:: DATA FOR THIS EXERCISE ::
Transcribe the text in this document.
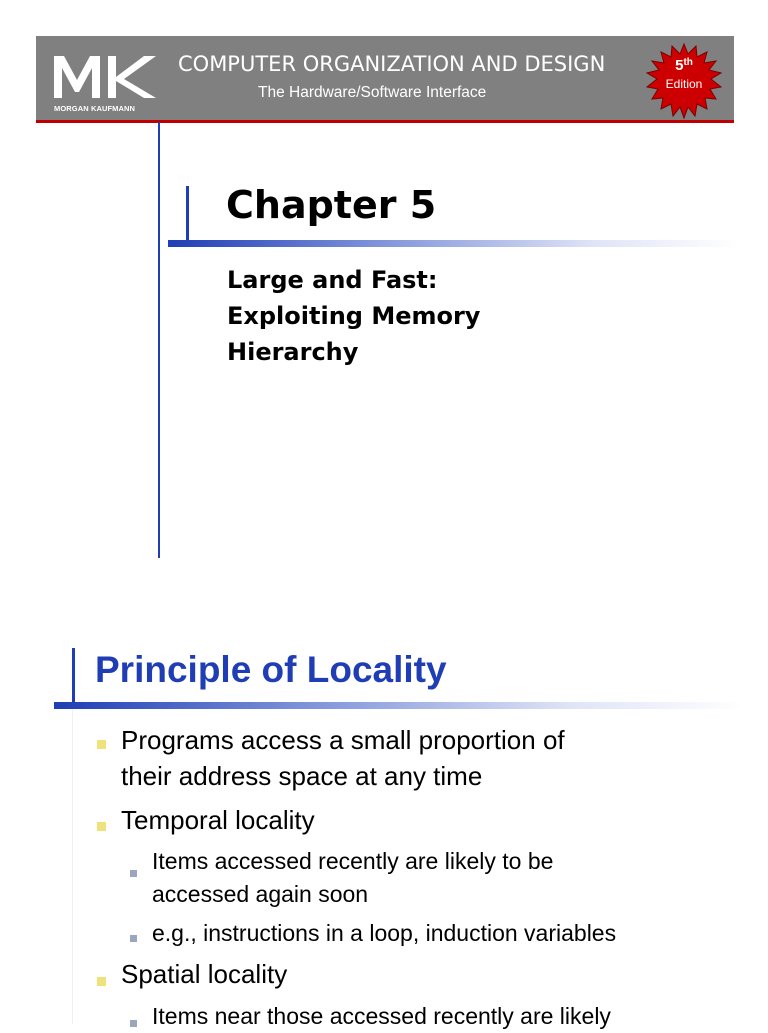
MORGAN KAUFMANN
COMPUTER ORGANIZATION AND DESIGN
The Hardware/Software Interface
5th
Edition
Chapter 5
Large and Fast:
Exploiting Memory
Hierarchy
Principle of Locality
Programs access a small proportion of
their address space at any time
Temporal locality
Items accessed recently are likely to be
accessed again soon
e.g., instructions in a loop, induction variables
Spatial locality
Items near those accessed recently are likely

:: AIM ::
Repeat each entry exactly as given; no pictures belong in the copy.

:: WORKED ANSWER ::
Transcribe the text in this document.
MORGAN KAUFMANN
COMPUTER ORGANIZATION AND DESIGN
The Hardware/Software Interface
5th
Edition
Chapter 5
Large and Fast:
Exploiting Memory
Hierarchy
Principle of Locality
Programs access a small proportion of
their address space at any time
Temporal locality
Items accessed recently are likely to be
accessed again soon
e.g., instructions in a loop, induction variables
Spatial locality
Items near those accessed recently are likely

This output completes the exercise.